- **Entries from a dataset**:
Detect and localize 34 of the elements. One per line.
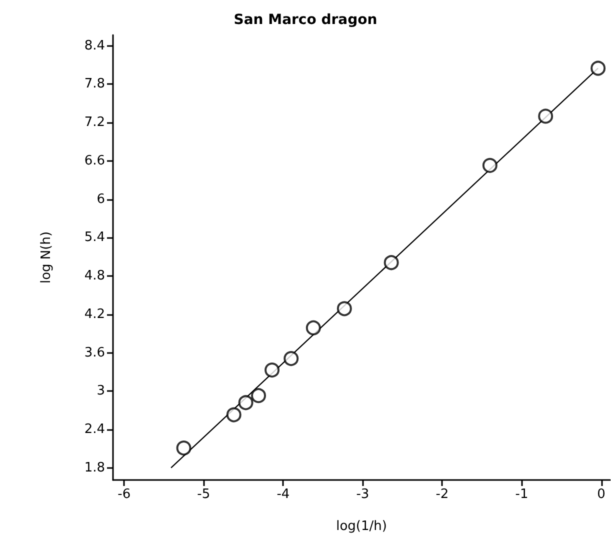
y-tick-label: 3 (96, 384, 105, 399)
y-tick-label: 4.2 (84, 306, 105, 322)
point (251, 388, 266, 404)
y-axis-title: log N(h) (39, 231, 54, 284)
x-tick-label: -4 (276, 487, 290, 502)
x-tick-label: -5 (197, 487, 210, 502)
y-tick-label: 4.8 (84, 268, 105, 284)
x-tick-label: -1 (515, 487, 528, 502)
y-tick-label: 1.8 (84, 460, 105, 476)
x-axis-title: log(1/h) (336, 519, 387, 534)
chart-title: San Marco dragon (234, 12, 378, 28)
point (264, 362, 280, 378)
point (284, 351, 299, 366)
y-tick-label: 8.4 (84, 38, 105, 54)
point (538, 108, 554, 124)
point (306, 320, 321, 336)
point (482, 158, 498, 173)
x-tick-label: -2 (436, 487, 449, 502)
y-tick-label: 5.4 (84, 230, 105, 246)
point (336, 301, 352, 316)
point (384, 255, 399, 270)
x-tick-label: -3 (356, 487, 370, 502)
y-tick-label: 6 (96, 192, 105, 207)
y-tick-label: 7.8 (84, 76, 105, 92)
y-tick-label: 7.2 (84, 115, 105, 130)
y-tick-label: 6.6 (84, 153, 105, 168)
y-tick-label: 3.6 (84, 345, 105, 360)
y-tick-label: 2.4 (84, 422, 105, 437)
point (176, 440, 192, 456)
point (590, 60, 606, 76)
x-tick-label: -6 (118, 487, 131, 502)
point (226, 407, 242, 422)
point (238, 395, 254, 410)
x-tick-label: 0 (597, 487, 606, 502)
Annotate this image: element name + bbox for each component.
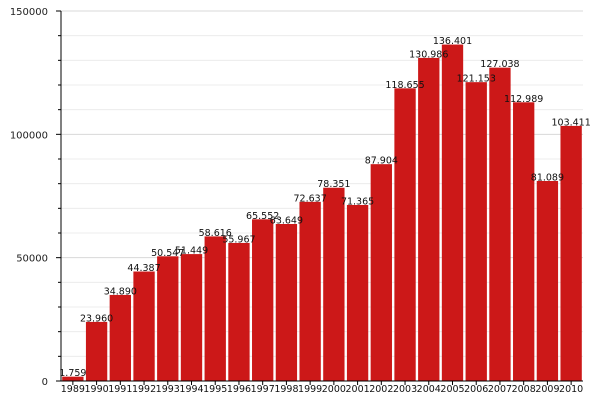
bar-1995 xyxy=(204,236,226,381)
bar-2008 xyxy=(513,102,535,382)
bar-1998 xyxy=(275,223,298,381)
x-tick-label-2007: 2007 xyxy=(488,384,512,395)
data-label-2007: 127.038 xyxy=(480,59,519,70)
x-tick-label-1998: 1998 xyxy=(274,384,298,395)
data-label-1990: 23.960 xyxy=(80,313,113,324)
x-tick-label-1993: 1993 xyxy=(156,384,180,395)
x-tick-label-1992: 1992 xyxy=(132,384,156,395)
y-tick-label: 150000 xyxy=(10,7,48,18)
bar-1993 xyxy=(157,256,179,381)
x-tick-label-2010: 2010 xyxy=(559,384,583,395)
x-tick-label-1996: 1996 xyxy=(227,384,251,395)
data-label-2004: 130.986 xyxy=(409,49,448,60)
x-tick-labels: 1989 1990 1991 1992 1993 1994 1995 1996 1997 1998… xyxy=(61,384,583,395)
bar-2007 xyxy=(489,67,511,382)
bar-1997 xyxy=(252,219,274,381)
grid-lines xyxy=(61,10,583,357)
x-tick-label-2002: 2002 xyxy=(369,384,393,395)
data-label-2010: 103.411 xyxy=(551,117,590,128)
data-label-1993: 50.547 xyxy=(151,248,184,259)
x-tick-label-2006: 2006 xyxy=(464,384,488,395)
data-label-2005: 136.401 xyxy=(433,36,472,47)
axes xyxy=(56,10,583,385)
data-label-2001: 71.365 xyxy=(341,196,374,207)
y-tick-label: 100000 xyxy=(10,130,48,141)
x-tick-label-2008: 2008 xyxy=(512,384,536,395)
x-tick-label-2000: 2000 xyxy=(322,384,346,395)
bar-2010 xyxy=(560,125,582,382)
y-tick-label: 0 xyxy=(42,377,48,388)
x-tick-label-1989: 1989 xyxy=(61,384,85,395)
bar-1992 xyxy=(133,271,155,381)
x-tick-label-2003: 2003 xyxy=(393,384,417,395)
bar-1999 xyxy=(299,201,321,381)
data-label-2009: 81.089 xyxy=(531,172,564,183)
y-tick-label: 50000 xyxy=(16,254,48,265)
data-label-1989: 1.759 xyxy=(59,368,86,379)
data-label-2006: 121.153 xyxy=(457,74,496,85)
data-label-1991: 34.890 xyxy=(104,286,137,297)
data-label-1998: 63.649 xyxy=(270,215,303,226)
data-label-2003: 118.655 xyxy=(385,80,424,91)
x-tick-label-1990: 1990 xyxy=(84,384,108,395)
data-label-1999: 72.637 xyxy=(294,193,327,204)
x-tick-label-2004: 2004 xyxy=(417,384,441,395)
data-label-2000: 78.351 xyxy=(317,179,350,190)
x-tick-label-2001: 2001 xyxy=(345,384,369,395)
bar-1990 xyxy=(85,321,108,381)
x-tick-label-1994: 1994 xyxy=(179,384,203,395)
bar-1991 xyxy=(109,294,131,381)
data-label-1997: 65.552 xyxy=(246,211,279,222)
data-label-1996: 55.967 xyxy=(222,234,255,245)
x-tick-label-2005: 2005 xyxy=(440,384,464,395)
bar-2006 xyxy=(465,82,487,381)
bar-2009 xyxy=(536,180,559,381)
y-tick-labels: 0 50000 100000 150000 xyxy=(10,7,48,388)
x-tick-label-1995: 1995 xyxy=(203,384,227,395)
x-tick-label-1991: 1991 xyxy=(108,384,132,395)
bar-2002 xyxy=(370,164,392,381)
data-label-1994: 51.449 xyxy=(175,246,208,257)
data-label-1995: 58.616 xyxy=(199,228,232,239)
data-label-2008: 112.989 xyxy=(504,94,543,105)
bar-2003 xyxy=(394,88,416,382)
x-tick-label-1997: 1997 xyxy=(251,384,275,395)
bar-1989 xyxy=(62,376,84,381)
bar-2000 xyxy=(323,187,345,381)
data-label-1992: 44.387 xyxy=(127,263,160,274)
bar-2005 xyxy=(441,44,464,382)
bar-1996 xyxy=(228,242,250,381)
x-tick-label-1999: 1999 xyxy=(298,384,322,395)
bar-1994 xyxy=(180,254,203,381)
x-tick-label-2009: 2009 xyxy=(535,384,559,395)
bar-2004 xyxy=(418,57,440,382)
data-label-2002: 87.904 xyxy=(365,156,398,167)
bar-2001 xyxy=(346,204,369,381)
bars xyxy=(62,44,582,382)
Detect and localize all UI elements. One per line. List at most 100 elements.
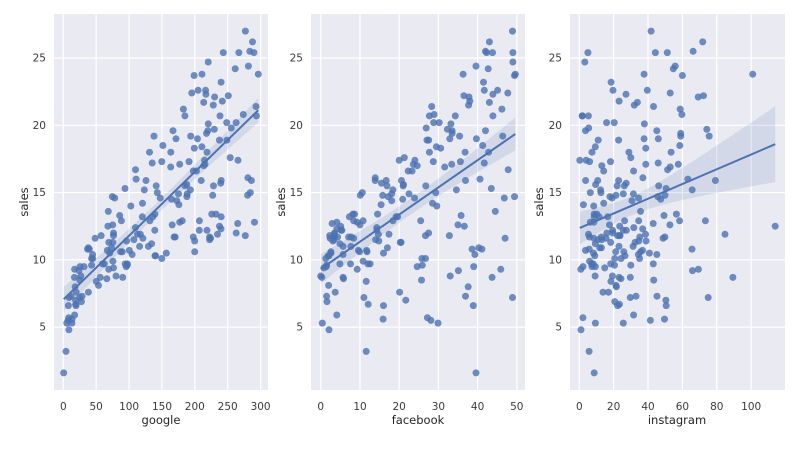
data-point	[227, 124, 235, 132]
data-point	[472, 135, 480, 143]
scatter-points	[576, 27, 779, 377]
data-point	[112, 272, 120, 280]
x-tick-label: 50	[90, 401, 103, 413]
data-point	[653, 292, 661, 300]
data-point	[185, 158, 193, 166]
data-point	[140, 186, 148, 194]
data-point	[600, 199, 608, 207]
data-point	[362, 347, 370, 355]
data-point	[396, 288, 404, 296]
data-point	[411, 194, 418, 202]
data-point	[176, 160, 184, 168]
data-point	[480, 159, 488, 167]
data-point	[425, 229, 433, 237]
data-point	[466, 97, 474, 105]
data-point	[615, 177, 623, 184]
data-point	[217, 213, 225, 221]
data-point	[72, 288, 80, 296]
data-point	[585, 245, 593, 253]
data-point	[591, 272, 599, 280]
data-point	[67, 292, 75, 300]
data-point	[201, 160, 209, 168]
data-point	[97, 232, 105, 240]
data-point	[84, 288, 92, 296]
data-point	[123, 237, 131, 245]
data-point	[471, 251, 479, 258]
data-point	[678, 72, 686, 79]
y-tick-label: 10	[33, 254, 46, 266]
data-point	[108, 244, 116, 252]
data-point	[694, 93, 702, 101]
data-point	[454, 221, 462, 229]
data-point	[676, 105, 684, 113]
data-point	[99, 260, 106, 268]
x-tick-label: 80	[710, 401, 723, 413]
data-point	[323, 298, 331, 306]
data-point	[509, 294, 516, 301]
data-point	[375, 237, 383, 245]
data-point	[669, 65, 677, 73]
data-point	[432, 189, 440, 197]
data-point	[326, 232, 334, 240]
data-point	[359, 257, 367, 265]
y-tick-label: 15	[290, 187, 303, 199]
data-point	[151, 210, 159, 218]
data-point	[252, 103, 260, 110]
data-point	[511, 70, 519, 78]
data-point	[136, 230, 144, 238]
data-point	[235, 49, 243, 57]
data-point	[487, 185, 495, 192]
data-point	[653, 251, 661, 258]
tick-labels: 0 20 40 60 80 100 5 10 15 20 25	[549, 53, 762, 414]
data-point	[594, 136, 602, 144]
data-point	[339, 273, 347, 281]
data-point	[223, 136, 231, 144]
data-point	[491, 207, 499, 215]
data-point	[209, 191, 217, 199]
data-point	[389, 217, 397, 225]
data-point	[608, 272, 616, 280]
data-point	[200, 98, 208, 106]
data-point	[132, 224, 139, 232]
data-point	[485, 38, 493, 46]
data-point	[711, 177, 719, 184]
data-point	[226, 154, 234, 162]
data-point	[609, 226, 617, 234]
data-point	[586, 218, 594, 226]
data-point	[460, 92, 468, 100]
data-point	[158, 158, 166, 166]
data-point	[139, 199, 146, 207]
data-point	[666, 163, 674, 171]
data-point	[216, 136, 223, 144]
data-point	[189, 167, 197, 175]
data-point	[674, 160, 682, 168]
data-point	[590, 369, 598, 377]
data-point	[582, 177, 590, 184]
data-point	[429, 199, 436, 207]
data-point	[325, 326, 333, 334]
data-point	[632, 292, 640, 300]
data-point	[187, 132, 195, 140]
data-point	[362, 277, 370, 285]
data-point	[146, 148, 153, 156]
data-point	[650, 276, 658, 284]
x-tick-label: 0	[60, 401, 67, 413]
data-point	[599, 288, 607, 296]
data-point	[203, 226, 211, 234]
data-point	[399, 195, 407, 203]
data-point	[615, 242, 623, 250]
data-point	[480, 78, 487, 86]
data-point	[338, 226, 346, 234]
x-tick-label: 30	[432, 401, 445, 413]
x-axis-label-google: google	[142, 413, 181, 427]
data-point	[64, 302, 72, 310]
data-point	[590, 234, 598, 242]
y-tick-label: 20	[549, 120, 562, 132]
data-point	[667, 148, 675, 156]
data-point	[358, 189, 366, 197]
data-point	[615, 136, 623, 144]
data-point	[325, 252, 333, 260]
data-point	[423, 314, 431, 322]
data-point	[168, 221, 176, 229]
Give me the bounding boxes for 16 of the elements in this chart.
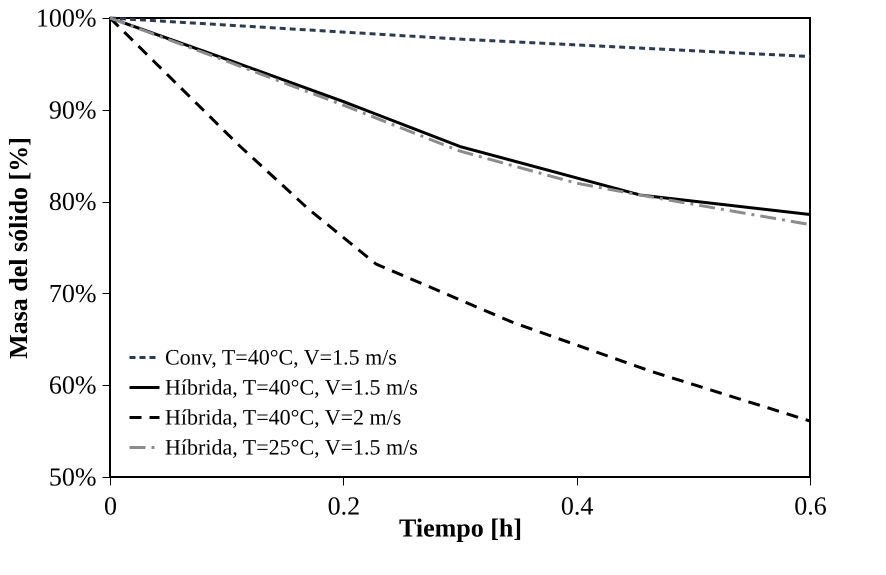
legend-label: Híbrida, T=40°C, V=2 m/s	[165, 404, 402, 430]
y-tick-label: 50%	[48, 462, 96, 492]
legend-label: Conv, T=40°C, V=1.5 m/s	[165, 344, 397, 370]
y-tick-label: 90%	[48, 95, 96, 124]
x-axis-title: Tiempo [h]	[398, 514, 522, 542]
x-tick-label: 0	[104, 492, 117, 520]
y-tick-label: 100%	[36, 4, 96, 32]
legend-label: Híbrida, T=25°C, V=1.5 m/s	[165, 434, 418, 460]
y-tick-label: 60%	[48, 370, 96, 400]
x-tick-label: 0.4	[560, 492, 594, 520]
y-tick-label: 70%	[48, 278, 96, 308]
y-tick-label: 80%	[48, 187, 96, 216]
x-tick-label: 0.2	[328, 492, 360, 520]
x-tick-label: 0.6	[794, 492, 827, 520]
y-axis-title: Masa del sólido [%]	[4, 137, 33, 359]
legend-label: Híbrida, T=40°C, V=1.5 m/s	[165, 374, 418, 400]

- **Directions for this task**: From the items, pull out every line that includes the string "title" and list those lines.

- **Exercise answer**:
y-axis-title: log N(h) (39, 231, 54, 284)
x-axis-title: log(1/h) (336, 519, 387, 534)
chart-title: San Marco dragon (234, 12, 378, 28)
x-axis-title: Tiempo [h]	[398, 514, 522, 542]
y-axis-title: Masa del sólido [%]	[4, 137, 33, 359]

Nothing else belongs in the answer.